----- Records for the exercise -----

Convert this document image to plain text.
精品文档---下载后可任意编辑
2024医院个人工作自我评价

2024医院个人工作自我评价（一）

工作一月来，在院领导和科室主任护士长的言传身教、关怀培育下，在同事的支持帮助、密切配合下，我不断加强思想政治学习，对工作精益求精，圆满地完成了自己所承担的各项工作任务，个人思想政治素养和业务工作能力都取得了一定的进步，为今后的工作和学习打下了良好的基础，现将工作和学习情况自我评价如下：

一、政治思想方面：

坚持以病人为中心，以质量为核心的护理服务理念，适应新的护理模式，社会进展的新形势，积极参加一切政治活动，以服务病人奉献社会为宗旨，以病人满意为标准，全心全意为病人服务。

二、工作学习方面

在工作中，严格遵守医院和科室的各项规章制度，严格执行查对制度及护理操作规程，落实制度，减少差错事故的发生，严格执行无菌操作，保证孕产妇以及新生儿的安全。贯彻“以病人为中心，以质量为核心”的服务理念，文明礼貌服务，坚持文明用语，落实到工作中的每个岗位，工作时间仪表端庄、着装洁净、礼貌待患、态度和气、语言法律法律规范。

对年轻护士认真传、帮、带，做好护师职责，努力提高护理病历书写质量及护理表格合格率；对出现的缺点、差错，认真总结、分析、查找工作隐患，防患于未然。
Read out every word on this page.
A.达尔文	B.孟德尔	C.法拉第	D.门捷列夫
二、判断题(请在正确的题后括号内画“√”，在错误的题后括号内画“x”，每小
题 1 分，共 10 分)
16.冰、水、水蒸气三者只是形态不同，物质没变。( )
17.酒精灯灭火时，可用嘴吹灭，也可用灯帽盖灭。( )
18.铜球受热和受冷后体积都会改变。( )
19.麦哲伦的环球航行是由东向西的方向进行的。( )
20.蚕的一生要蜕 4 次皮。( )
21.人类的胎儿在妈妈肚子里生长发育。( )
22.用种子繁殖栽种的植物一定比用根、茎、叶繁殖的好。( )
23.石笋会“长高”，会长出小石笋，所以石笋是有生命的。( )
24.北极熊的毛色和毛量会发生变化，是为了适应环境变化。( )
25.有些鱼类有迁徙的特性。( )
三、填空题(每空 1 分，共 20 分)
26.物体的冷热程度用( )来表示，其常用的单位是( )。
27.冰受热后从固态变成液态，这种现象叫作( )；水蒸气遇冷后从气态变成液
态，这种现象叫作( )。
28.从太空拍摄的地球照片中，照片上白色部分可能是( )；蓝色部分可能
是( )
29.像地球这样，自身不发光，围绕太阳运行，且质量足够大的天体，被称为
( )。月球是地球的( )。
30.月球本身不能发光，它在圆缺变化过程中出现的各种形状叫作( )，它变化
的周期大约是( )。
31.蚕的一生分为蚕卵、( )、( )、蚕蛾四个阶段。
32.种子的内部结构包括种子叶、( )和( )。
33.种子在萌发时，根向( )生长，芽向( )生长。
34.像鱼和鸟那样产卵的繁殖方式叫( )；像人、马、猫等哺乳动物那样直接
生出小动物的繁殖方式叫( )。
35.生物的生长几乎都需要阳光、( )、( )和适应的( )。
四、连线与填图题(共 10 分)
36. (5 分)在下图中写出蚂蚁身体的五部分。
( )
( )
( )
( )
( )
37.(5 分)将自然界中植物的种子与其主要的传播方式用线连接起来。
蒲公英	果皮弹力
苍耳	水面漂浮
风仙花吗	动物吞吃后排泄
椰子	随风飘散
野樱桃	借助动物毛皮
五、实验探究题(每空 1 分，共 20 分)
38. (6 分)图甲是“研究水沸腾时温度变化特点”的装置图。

-----

Written exercise » Starting from the line with "Read out every word on this page." and ending with the final line of the data, quote every line exactly, both ends included.

Full answer »
Read out every word on this page.
A.达尔文	B.孟德尔	C.法拉第	D.门捷列夫
二、判断题(请在正确的题后括号内画“√”，在错误的题后括号内画“x”，每小
题 1 分，共 10 分)
16.冰、水、水蒸气三者只是形态不同，物质没变。( )
17.酒精灯灭火时，可用嘴吹灭，也可用灯帽盖灭。( )
18.铜球受热和受冷后体积都会改变。( )
19.麦哲伦的环球航行是由东向西的方向进行的。( )
20.蚕的一生要蜕 4 次皮。( )
21.人类的胎儿在妈妈肚子里生长发育。( )
22.用种子繁殖栽种的植物一定比用根、茎、叶繁殖的好。( )
23.石笋会“长高”，会长出小石笋，所以石笋是有生命的。( )
24.北极熊的毛色和毛量会发生变化，是为了适应环境变化。( )
25.有些鱼类有迁徙的特性。( )
三、填空题(每空 1 分，共 20 分)
26.物体的冷热程度用( )来表示，其常用的单位是( )。
27.冰受热后从固态变成液态，这种现象叫作( )；水蒸气遇冷后从气态变成液
态，这种现象叫作( )。
28.从太空拍摄的地球照片中，照片上白色部分可能是( )；蓝色部分可能
是( )
29.像地球这样，自身不发光，围绕太阳运行，且质量足够大的天体，被称为
( )。月球是地球的( )。
30.月球本身不能发光，它在圆缺变化过程中出现的各种形状叫作( )，它变化
的周期大约是( )。
31.蚕的一生分为蚕卵、( )、( )、蚕蛾四个阶段。
32.种子的内部结构包括种子叶、( )和( )。
33.种子在萌发时，根向( )生长，芽向( )生长。
34.像鱼和鸟那样产卵的繁殖方式叫( )；像人、马、猫等哺乳动物那样直接
生出小动物的繁殖方式叫( )。
35.生物的生长几乎都需要阳光、( )、( )和适应的( )。
四、连线与填图题(共 10 分)
36. (5 分)在下图中写出蚂蚁身体的五部分。
( )
( )
( )
( )
( )
37.(5 分)将自然界中植物的种子与其主要的传播方式用线连接起来。
蒲公英	果皮弹力
苍耳	水面漂浮
风仙花吗	动物吞吃后排泄
椰子	随风飘散
野樱桃	借助动物毛皮
五、实验探究题(每空 1 分，共 20 分)
38. (6 分)图甲是“研究水沸腾时温度变化特点”的装置图。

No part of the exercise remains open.